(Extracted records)
--- Begin ---
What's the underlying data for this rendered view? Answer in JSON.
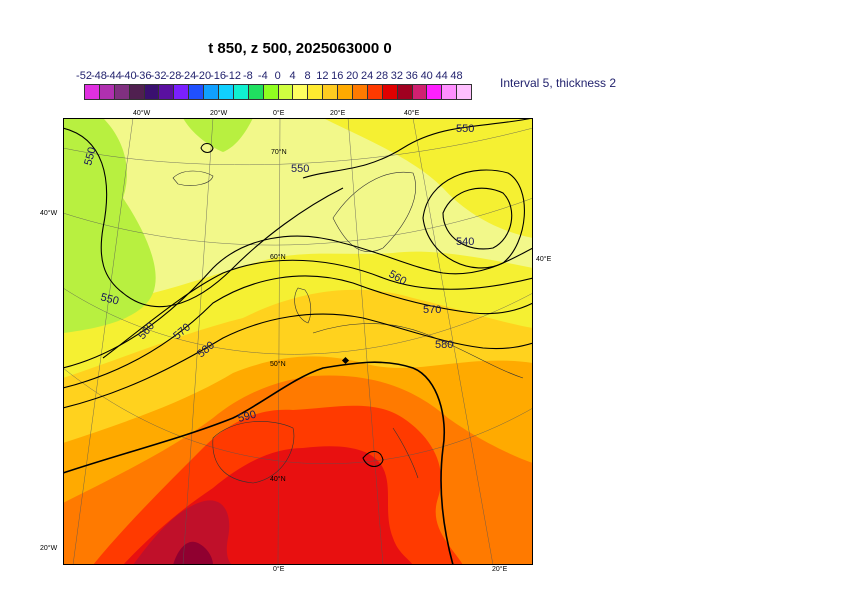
{
  "title": "t 850, z 500, 2025063000 0",
  "legend": {
    "labels": [
      "-52",
      "-48",
      "-44",
      "-40",
      "-36",
      "-32",
      "-28",
      "-24",
      "-20",
      "-16",
      "-12",
      "-8",
      "-4",
      "0",
      "4",
      "8",
      "12",
      "16",
      "20",
      "24",
      "28",
      "32",
      "36",
      "40",
      "44",
      "48"
    ],
    "colors": [
      "#e030e0",
      "#b030b0",
      "#803080",
      "#502050",
      "#3a1070",
      "#5a10a0",
      "#7a20ff",
      "#2050ff",
      "#10a0ff",
      "#10d0ff",
      "#10f0d0",
      "#20e060",
      "#90ff20",
      "#d0ff40",
      "#ffff60",
      "#ffea30",
      "#ffcc20",
      "#ffaa00",
      "#ff7a00",
      "#ff3a00",
      "#e00000",
      "#a00020",
      "#d02070",
      "#ff20ff",
      "#ff90ff",
      "#ffc0ff"
    ],
    "note": "Interval 5, thickness 2"
  },
  "map": {
    "lon_ticks_top": [
      "40°W",
      "20°W",
      "0°E",
      "20°E",
      "40°E"
    ],
    "lon_ticks_bottom": [
      "0°E",
      "20°E"
    ],
    "lat_ticks_left": [
      "40°W",
      "20°W"
    ],
    "lat_ticks_right": [
      "40°E"
    ],
    "lat_labels": [
      "70°N",
      "60°N",
      "50°N",
      "40°N"
    ],
    "contour_labels": [
      "550",
      "550",
      "550",
      "550",
      "540",
      "560",
      "560",
      "570",
      "570",
      "580",
      "580",
      "590"
    ],
    "fill_colors": {
      "green": "#b8f040",
      "light_yellow": "#f2f88a",
      "yellow": "#f5f032",
      "gold": "#ffd21e",
      "orange": "#ffaa00",
      "dark_orange": "#ff7a00",
      "red": "#ff3a00",
      "deep_red": "#e81010",
      "maroon": "#c0102a",
      "dark_maroon": "#900030"
    }
  }
}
--- End ---
#### What the task asks
Quote the material in full and exactly; do not carry over its pictures.

#### Exercise result
What's the underlying data for this rendered view? Answer in JSON.
{
  "title": "t 850, z 500, 2025063000 0",
  "legend": {
    "labels": [
      "-52",
      "-48",
      "-44",
      "-40",
      "-36",
      "-32",
      "-28",
      "-24",
      "-20",
      "-16",
      "-12",
      "-8",
      "-4",
      "0",
      "4",
      "8",
      "12",
      "16",
      "20",
      "24",
      "28",
      "32",
      "36",
      "40",
      "44",
      "48"
    ],
    "colors": [
      "#e030e0",
      "#b030b0",
      "#803080",
      "#502050",
      "#3a1070",
      "#5a10a0",
      "#7a20ff",
      "#2050ff",
      "#10a0ff",
      "#10d0ff",
      "#10f0d0",
      "#20e060",
      "#90ff20",
      "#d0ff40",
      "#ffff60",
      "#ffea30",
      "#ffcc20",
      "#ffaa00",
      "#ff7a00",
      "#ff3a00",
      "#e00000",
      "#a00020",
      "#d02070",
      "#ff20ff",
      "#ff90ff",
      "#ffc0ff"
    ],
    "note": "Interval 5, thickness 2"
  },
  "map": {
    "lon_ticks_top": [
      "40°W",
      "20°W",
      "0°E",
      "20°E",
      "40°E"
    ],
    "lon_ticks_bottom": [
      "0°E",
      "20°E"
    ],
    "lat_ticks_left": [
      "40°W",
      "20°W"
    ],
    "lat_ticks_right": [
      "40°E"
    ],
    "lat_labels": [
      "70°N",
      "60°N",
      "50°N",
      "40°N"
    ],
    "contour_labels": [
      "550",
      "550",
      "550",
      "550",
      "540",
      "560",
      "560",
      "570",
      "570",
      "580",
      "580",
      "590"
    ],
    "fill_colors": {
      "green": "#b8f040",
      "light_yellow": "#f2f88a",
      "yellow": "#f5f032",
      "gold": "#ffd21e",
      "orange": "#ffaa00",
      "dark_orange": "#ff7a00",
      "red": "#ff3a00",
      "deep_red": "#e81010",
      "maroon": "#c0102a",
      "dark_maroon": "#900030"
    }
  }
}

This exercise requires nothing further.